■ Direction:
Go through the listing and set it down exactly, leaving out its pictures.

*** Provided data ***

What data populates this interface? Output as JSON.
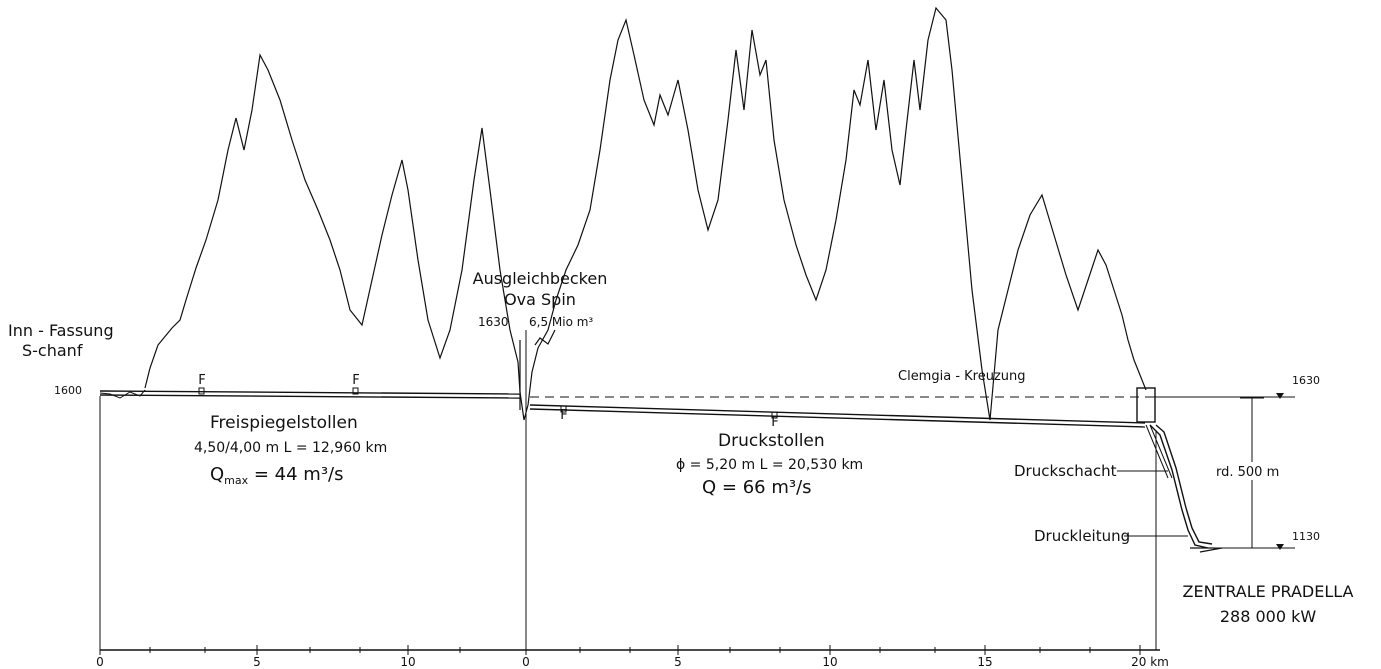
{
  "labels": {
    "inn_fassung": "Inn - Fassung",
    "s_chanf": "S-chanf",
    "ausgleichbecken": "Ausgleichbecken",
    "ova_spin": "Ova Spin",
    "elev_1600": "1600",
    "elev_1630_left": "1630",
    "volume": "6,5 Mio m³",
    "freispiegelstollen": "Freispiegelstollen",
    "frei_dims": "4,50/4,00 m   L = 12,960 km",
    "frei_q_prefix": "Q",
    "frei_q_sub": "max",
    "frei_q_value": " = 44 m³/s",
    "druckstollen": "Druckstollen",
    "druck_dims": "ɸ = 5,20 m   L = 20,530 km",
    "druck_q": "Q = 66 m³/s",
    "clemgia": "Clemgia - Kreuzung",
    "druckschacht": "Druckschacht",
    "druckleitung": "Druckleitung",
    "elev_1630_right": "1630",
    "elev_1130": "1130",
    "height_diff": "rd. 500 m",
    "zentrale": "ZENTRALE PRADELLA",
    "power": "288 000 kW",
    "window_marker": "F"
  },
  "axis": {
    "left_ticks": [
      "0",
      "5",
      "10"
    ],
    "right_ticks": [
      "0",
      "5",
      "10",
      "15",
      "20 km"
    ]
  }
}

***

■ Solved exercise:
What data populates this interface? Output as JSON.
{
  "labels": {
    "inn_fassung": "Inn - Fassung",
    "s_chanf": "S-chanf",
    "ausgleichbecken": "Ausgleichbecken",
    "ova_spin": "Ova Spin",
    "elev_1600": "1600",
    "elev_1630_left": "1630",
    "volume": "6,5 Mio m³",
    "freispiegelstollen": "Freispiegelstollen",
    "frei_dims": "4,50/4,00 m   L = 12,960 km",
    "frei_q_prefix": "Q",
    "frei_q_sub": "max",
    "frei_q_value": " = 44 m³/s",
    "druckstollen": "Druckstollen",
    "druck_dims": "ɸ = 5,20 m   L = 20,530 km",
    "druck_q": "Q = 66 m³/s",
    "clemgia": "Clemgia - Kreuzung",
    "druckschacht": "Druckschacht",
    "druckleitung": "Druckleitung",
    "elev_1630_right": "1630",
    "elev_1130": "1130",
    "height_diff": "rd. 500 m",
    "zentrale": "ZENTRALE PRADELLA",
    "power": "288 000 kW",
    "window_marker": "F"
  },
  "axis": {
    "left_ticks": [
      "0",
      "5",
      "10"
    ],
    "right_ticks": [
      "0",
      "5",
      "10",
      "15",
      "20 km"
    ]
  }
}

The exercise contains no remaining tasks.